● **REQUEST**
Read the listing below and copy out every line that holds "klasie".

[START SUPPLIED INFORMATION]

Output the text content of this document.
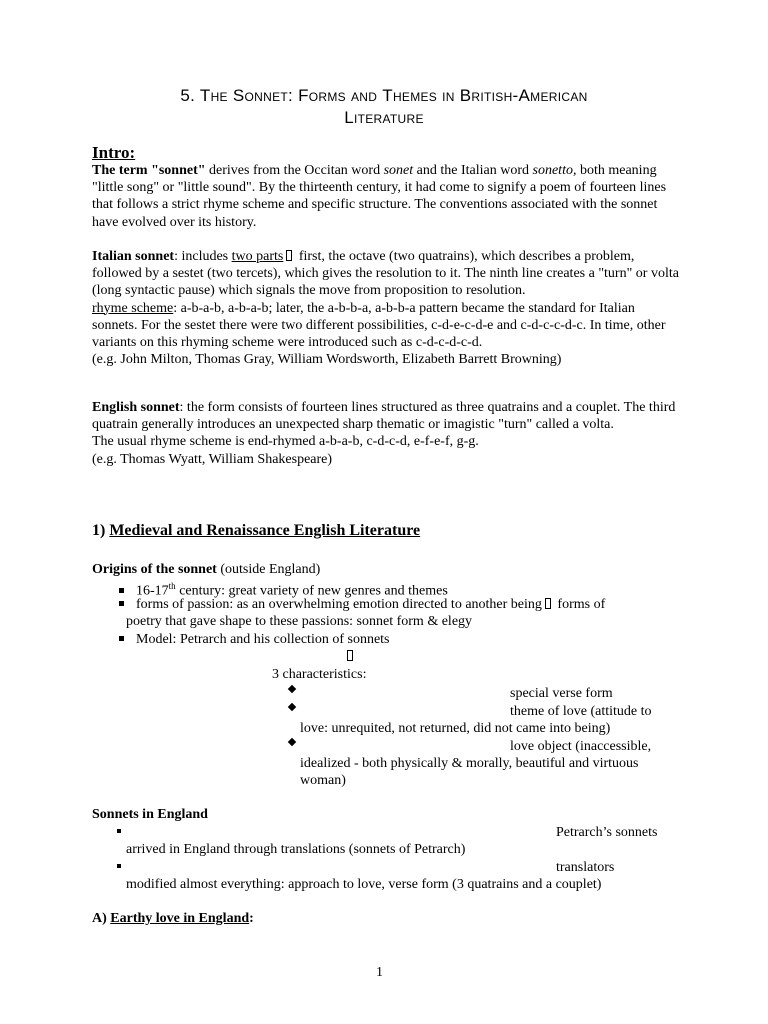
5. The Sonnet: Forms and Themes in British-American
Literature
Intro:

The term "sonnet" derives from the Occitan word sonet and the Italian word sonetto, both meaning "little song" or "little sound". By the thirteenth century, it had come to signify a poem of fourteen lines that follows a strict rhyme scheme and specific structure. The conventions associated with the sonnet have evolved over its history.

Italian sonnet: includes two parts first, the octave (two quatrains), which describes a problem, followed by a sestet (two tercets), which gives the resolution to it. The ninth line creates a "turn" or volta (long syntactic pause) which signals the move from proposition to resolution.

rhyme scheme: a-b-a-b, a-b-a-b; later, the a-b-b-a, a-b-b-a pattern became the standard for Italian sonnets. For the sestet there were two different possibilities, c-d-e-c-d-e and c-d-c-c-d-c. In time, other variants on this rhyming scheme were introduced such as c-d-c-d-c-d.

(e.g. John Milton, Thomas Gray, William Wordsworth, Elizabeth Barrett Browning)

English sonnet: the form consists of fourteen lines structured as three quatrains and a couplet. The third quatrain generally introduces an unexpected sharp thematic or imagistic "turn" called a volta.

The usual rhyme scheme is end-rhymed a-b-a-b, c-d-c-d, e-f-e-f, g-g.

(e.g. Thomas Wyatt, William Shakespeare)

1) Medieval and Renaissance English Literature
Origins of the sonnet (outside England)
16-17th century: great variety of new genres and themes
forms of passion: as an overwhelming emotion directed to another being forms of
poetry that gave shape to these passions: sonnet form & elegy
Model: Petrarch and his collection of sonnets
3 characteristics:
special verse form
theme of love (attitude to
love: unrequited, not returned, did not came into being)
love object (inaccessible,
idealized - both physically & morally, beautiful and virtuous
woman)
Sonnets in England
Petrarch’s sonnets
arrived in England through translations (sonnets of Petrarch)
translators
modified almost everything: approach to love, verse form (3 quatrains and a couplet)
A) Earthy love in England:
1
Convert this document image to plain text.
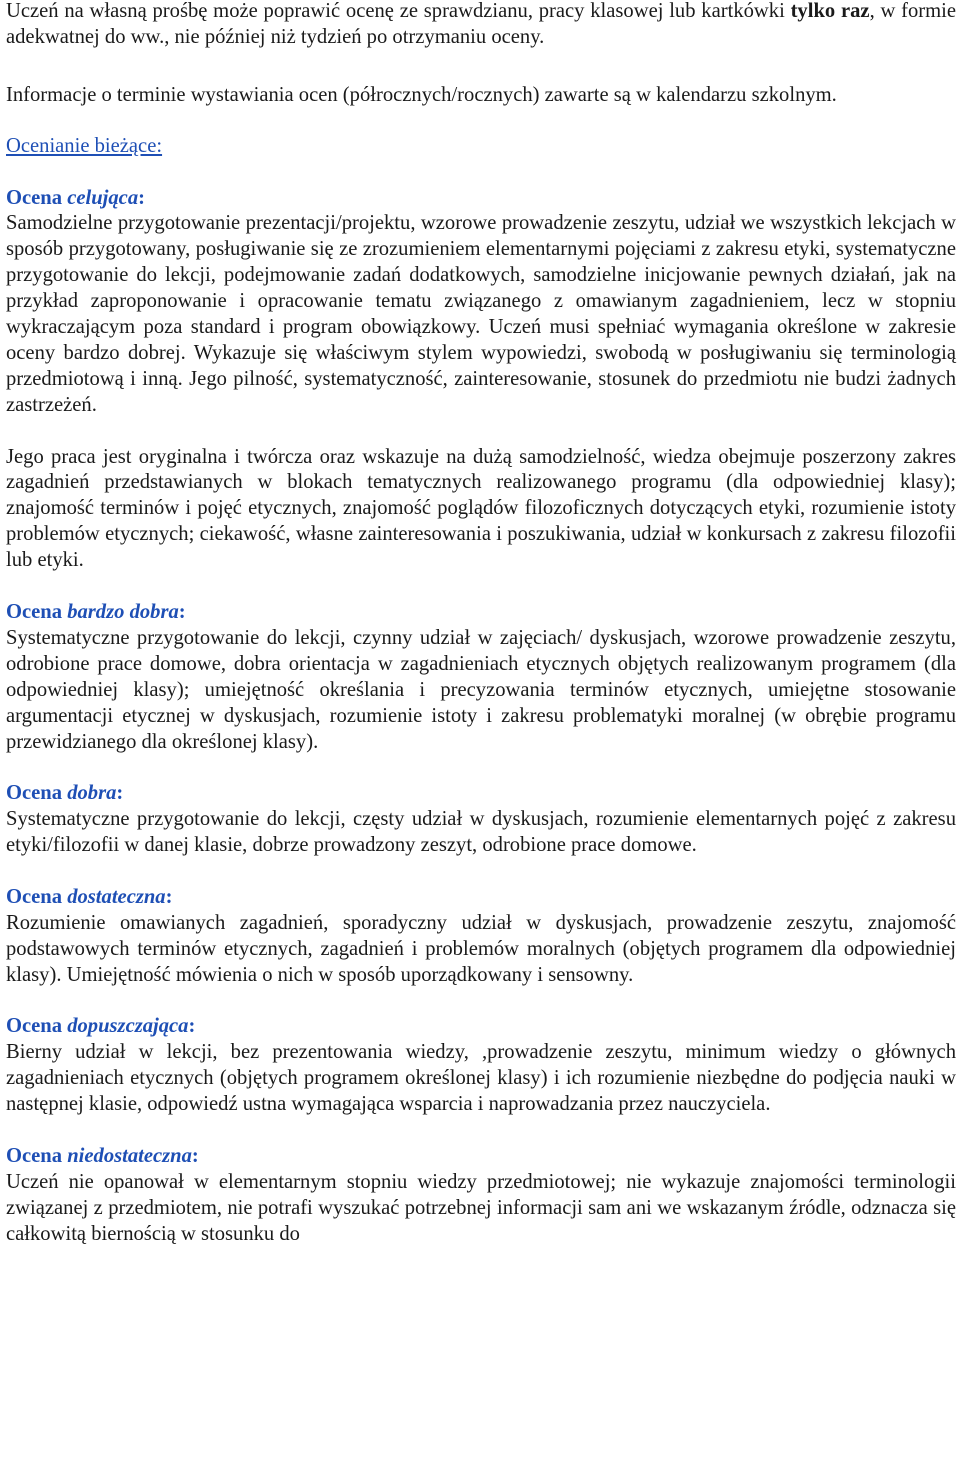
Uczeń na własną prośbę może poprawić ocenę ze sprawdzianu, pracy klasowej lub kartkówki tylko raz, w formie adekwatnej do ww., nie później niż tydzień po otrzymaniu oceny.

Informacje o terminie wystawiania ocen (półrocznych/rocznych) zawarte są w kalendarzu szkolnym.

Ocenianie bieżące:

Ocena celująca:

Samodzielne przygotowanie prezentacji/projektu, wzorowe prowadzenie zeszytu, udział we wszystkich lekcjach w sposób przygotowany, posługiwanie się ze zrozumieniem elementarnymi pojęciami z zakresu etyki, systematyczne przygotowanie do lekcji, podejmowanie zadań dodatkowych, samodzielne inicjowanie pewnych działań, jak na przykład zaproponowanie i opracowanie tematu związanego z omawianym zagadnieniem, lecz w stopniu wykraczającym poza standard i program obowiązkowy. Uczeń musi spełniać wymagania określone w zakresie oceny bardzo dobrej. Wykazuje się właściwym stylem wypowiedzi, swobodą w posługiwaniu się terminologią przedmiotową i inną. Jego pilność, systematyczność, zainteresowanie, stosunek do przedmiotu nie budzi żadnych zastrzeżeń.

Jego praca jest oryginalna i twórcza oraz wskazuje na dużą samodzielność, wiedza obejmuje poszerzony zakres zagadnień przedstawianych w blokach tematycznych realizowanego programu (dla odpowiedniej klasy); znajomość terminów i pojęć etycznych, znajomość poglądów filozoficznych dotyczących etyki, rozumienie istoty problemów etycznych; ciekawość, własne zainteresowania i poszukiwania, udział w konkursach z zakresu filozofii lub etyki.

Ocena bardzo dobra:

Systematyczne przygotowanie do lekcji, czynny udział w zajęciach/ dyskusjach, wzorowe prowadzenie zeszytu, odrobione prace domowe, dobra orientacja w zagadnieniach etycznych objętych realizowanym programem (dla odpowiedniej klasy); umiejętność określania i precyzowania terminów etycznych, umiejętne stosowanie argumentacji etycznej w dyskusjach, rozumienie istoty i zakresu problematyki moralnej (w obrębie programu przewidzianego dla określonej klasy).

Ocena dobra:

Systematyczne przygotowanie do lekcji, częsty udział w dyskusjach, rozumienie elementarnych pojęć z zakresu etyki/filozofii w danej klasie, dobrze prowadzony zeszyt, odrobione prace domowe.

Ocena dostateczna:

Rozumienie omawianych zagadnień, sporadyczny udział w dyskusjach, prowadzenie zeszytu, znajomość podstawowych terminów etycznych, zagadnień i problemów moralnych (objętych programem dla odpowiedniej klasy). Umiejętność mówienia o nich w sposób uporządkowany i sensowny.

Ocena dopuszczająca:

Bierny udział w lekcji, bez prezentowania wiedzy, ,prowadzenie zeszytu, minimum wiedzy o głównych zagadnieniach etycznych (objętych programem określonej klasy) i ich rozumienie niezbędne do podjęcia nauki w następnej klasie, odpowiedź ustna wymagająca wsparcia i naprowadzania przez nauczyciela.

Ocena niedostateczna:

Uczeń nie opanował w elementarnym stopniu wiedzy przedmiotowej; nie wykazuje znajomości terminologii związanej z przedmiotem, nie potrafi wyszukać potrzebnej informacji sam ani we wskazanym źródle, odznacza się całkowitą biernością w stosunku do
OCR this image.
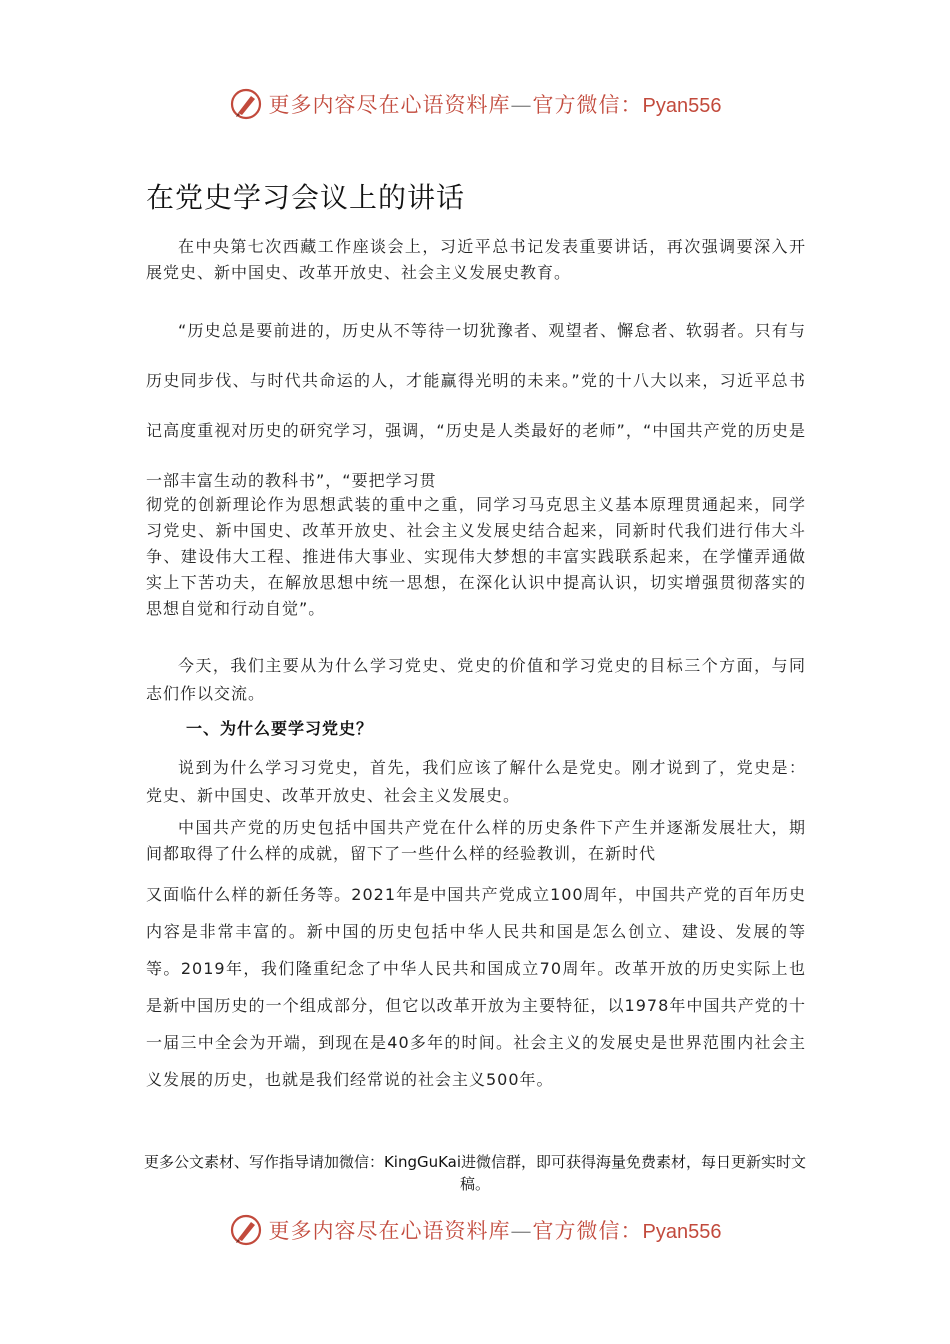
更多内容尽在心语资料库—官方微信：Pyan556
在党史学习会议上的讲话

在中央第七次西藏工作座谈会上，习近平总书记发表重要讲话，再次强调要深入开展党史、新中国史、改革开放史、社会主义发展史教育。

“历史总是要前进的，历史从不等待一切犹豫者、观望者、懈怠者、软弱者。只有与历史同步伐、与时代共命运的人，才能赢得光明的未来。”党的十八大以来，习近平总书记高度重视对历史的研究学习，强调，“历史是人类最好的老师”，“中国共产党的历史是一部丰富生动的教科书”，“要把学习贯

彻党的创新理论作为思想武装的重中之重，同学习马克思主义基本原理贯通起来，同学习党史、新中国史、改革开放史、社会主义发展史结合起来，同新时代我们进行伟大斗争、建设伟大工程、推进伟大事业、实现伟大梦想的丰富实践联系起来，在学懂弄通做实上下苦功夫，在解放思想中统一思想，在深化认识中提高认识，切实增强贯彻落实的思想自觉和行动自觉”。

今天，我们主要从为什么学习党史、党史的价值和学习党史的目标三个方面，与同志们作以交流。

一、为什么要学习党史？

说到为什么学习习党史，首先，我们应该了解什么是党史。刚才说到了，党史是：党史、新中国史、改革开放史、社会主义发展史。

中国共产党的历史包括中国共产党在什么样的历史条件下产生并逐渐发展壮大，期间都取得了什么样的成就，留下了一些什么样的经验教训，在新时代

又面临什么样的新任务等。2021年是中国共产党成立100周年，中国共产党的百年历史内容是非常丰富的。新中国的历史包括中华人民共和国是怎么创立、建设、发展的等等。2019年，我们隆重纪念了中华人民共和国成立70周年。改革开放的历史实际上也是新中国历史的一个组成部分，但它以改革开放为主要特征，以1978年中国共产党的十一届三中全会为开端，到现在是40多年的时间。社会主义的发展史是世界范围内社会主义发展的历史，也就是我们经常说的社会主义500年。

更多公文素材、写作指导请加微信：KingGuKai进微信群，即可获得海量免费素材，每日更新实时文稿。

更多内容尽在心语资料库—官方微信：Pyan556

[END SUPPLIED INFORMATION]

● **SOLUTION FOR THIS PROBLEM**
Systematyczne przygotowanie do lekcji, częsty udział w dyskusjach, rozumienie elementarnych pojęć z zakresu etyki/filozofii w danej klasie, dobrze prowadzony zeszyt, odrobione prace domowe.
Bierny udział w lekcji, bez prezentowania wiedzy, ,prowadzenie zeszytu, minimum wiedzy o głównych zagadnieniach etycznych (objętych programem określonej klasy) i ich rozumienie niezbędne do podjęcia nauki w następnej klasie, odpowiedź ustna wymagająca wsparcia i naprowadzania przez nauczyciela.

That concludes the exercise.